From the listing, collect all lines containing the word "JSON".
<<<<
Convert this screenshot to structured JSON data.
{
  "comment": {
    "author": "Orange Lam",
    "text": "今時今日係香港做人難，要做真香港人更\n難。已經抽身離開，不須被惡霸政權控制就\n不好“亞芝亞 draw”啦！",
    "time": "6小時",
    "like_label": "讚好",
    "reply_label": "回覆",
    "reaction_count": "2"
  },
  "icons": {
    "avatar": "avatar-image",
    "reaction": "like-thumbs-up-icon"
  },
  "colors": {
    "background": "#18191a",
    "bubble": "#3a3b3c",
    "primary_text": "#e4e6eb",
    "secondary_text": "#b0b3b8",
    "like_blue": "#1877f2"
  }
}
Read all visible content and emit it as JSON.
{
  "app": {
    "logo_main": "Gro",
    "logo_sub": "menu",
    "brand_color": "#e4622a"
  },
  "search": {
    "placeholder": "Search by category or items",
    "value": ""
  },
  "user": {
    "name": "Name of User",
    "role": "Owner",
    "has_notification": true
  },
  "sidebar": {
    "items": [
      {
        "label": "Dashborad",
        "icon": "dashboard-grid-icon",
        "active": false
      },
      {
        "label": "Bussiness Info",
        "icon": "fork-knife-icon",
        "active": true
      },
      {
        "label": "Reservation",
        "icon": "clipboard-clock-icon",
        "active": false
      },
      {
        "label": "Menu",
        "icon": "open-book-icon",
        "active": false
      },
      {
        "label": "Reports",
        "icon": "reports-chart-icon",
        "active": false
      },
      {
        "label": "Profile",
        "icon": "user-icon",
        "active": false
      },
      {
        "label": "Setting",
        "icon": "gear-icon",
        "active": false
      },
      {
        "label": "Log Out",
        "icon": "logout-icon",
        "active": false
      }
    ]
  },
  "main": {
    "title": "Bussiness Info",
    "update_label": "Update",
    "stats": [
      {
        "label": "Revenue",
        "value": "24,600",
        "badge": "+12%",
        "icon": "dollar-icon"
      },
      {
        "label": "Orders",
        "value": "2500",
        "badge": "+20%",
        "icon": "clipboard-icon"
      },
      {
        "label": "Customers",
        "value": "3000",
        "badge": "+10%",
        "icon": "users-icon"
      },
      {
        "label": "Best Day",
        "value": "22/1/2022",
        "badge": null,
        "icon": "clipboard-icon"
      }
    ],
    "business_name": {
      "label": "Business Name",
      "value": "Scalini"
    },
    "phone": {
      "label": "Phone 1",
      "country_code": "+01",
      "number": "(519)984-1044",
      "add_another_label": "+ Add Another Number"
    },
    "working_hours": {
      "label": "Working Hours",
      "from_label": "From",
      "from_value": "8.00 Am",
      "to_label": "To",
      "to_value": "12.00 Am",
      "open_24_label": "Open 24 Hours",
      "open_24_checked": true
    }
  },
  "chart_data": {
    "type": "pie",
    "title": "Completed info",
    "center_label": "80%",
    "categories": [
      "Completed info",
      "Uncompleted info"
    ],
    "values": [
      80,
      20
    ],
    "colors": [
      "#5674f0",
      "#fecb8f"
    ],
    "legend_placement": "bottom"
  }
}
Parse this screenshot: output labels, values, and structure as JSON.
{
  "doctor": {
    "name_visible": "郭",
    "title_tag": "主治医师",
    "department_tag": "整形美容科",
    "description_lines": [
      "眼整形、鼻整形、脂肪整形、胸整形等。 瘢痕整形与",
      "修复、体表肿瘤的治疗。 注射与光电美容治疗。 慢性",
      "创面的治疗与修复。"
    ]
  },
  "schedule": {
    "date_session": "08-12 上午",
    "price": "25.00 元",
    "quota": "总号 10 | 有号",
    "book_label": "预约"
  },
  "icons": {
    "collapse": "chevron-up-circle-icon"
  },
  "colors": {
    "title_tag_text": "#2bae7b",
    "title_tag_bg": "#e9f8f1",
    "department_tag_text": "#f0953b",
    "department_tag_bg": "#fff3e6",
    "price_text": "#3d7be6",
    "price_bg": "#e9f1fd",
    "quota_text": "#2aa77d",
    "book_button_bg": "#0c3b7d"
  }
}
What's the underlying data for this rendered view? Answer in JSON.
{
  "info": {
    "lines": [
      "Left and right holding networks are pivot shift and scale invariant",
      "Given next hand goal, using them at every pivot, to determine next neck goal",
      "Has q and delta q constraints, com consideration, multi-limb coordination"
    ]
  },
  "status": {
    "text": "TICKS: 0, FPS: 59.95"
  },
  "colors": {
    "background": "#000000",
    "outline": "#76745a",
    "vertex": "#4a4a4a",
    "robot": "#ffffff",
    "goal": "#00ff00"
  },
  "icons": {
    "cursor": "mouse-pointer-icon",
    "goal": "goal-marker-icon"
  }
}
>>>>
**Answer to the problem:**
Convert this screenshot to structured JSON data.
Read all visible content and emit it as JSON.
Parse this screenshot: output labels, values, and structure as JSON.
What's the underlying data for this rendered view? Answer in JSON.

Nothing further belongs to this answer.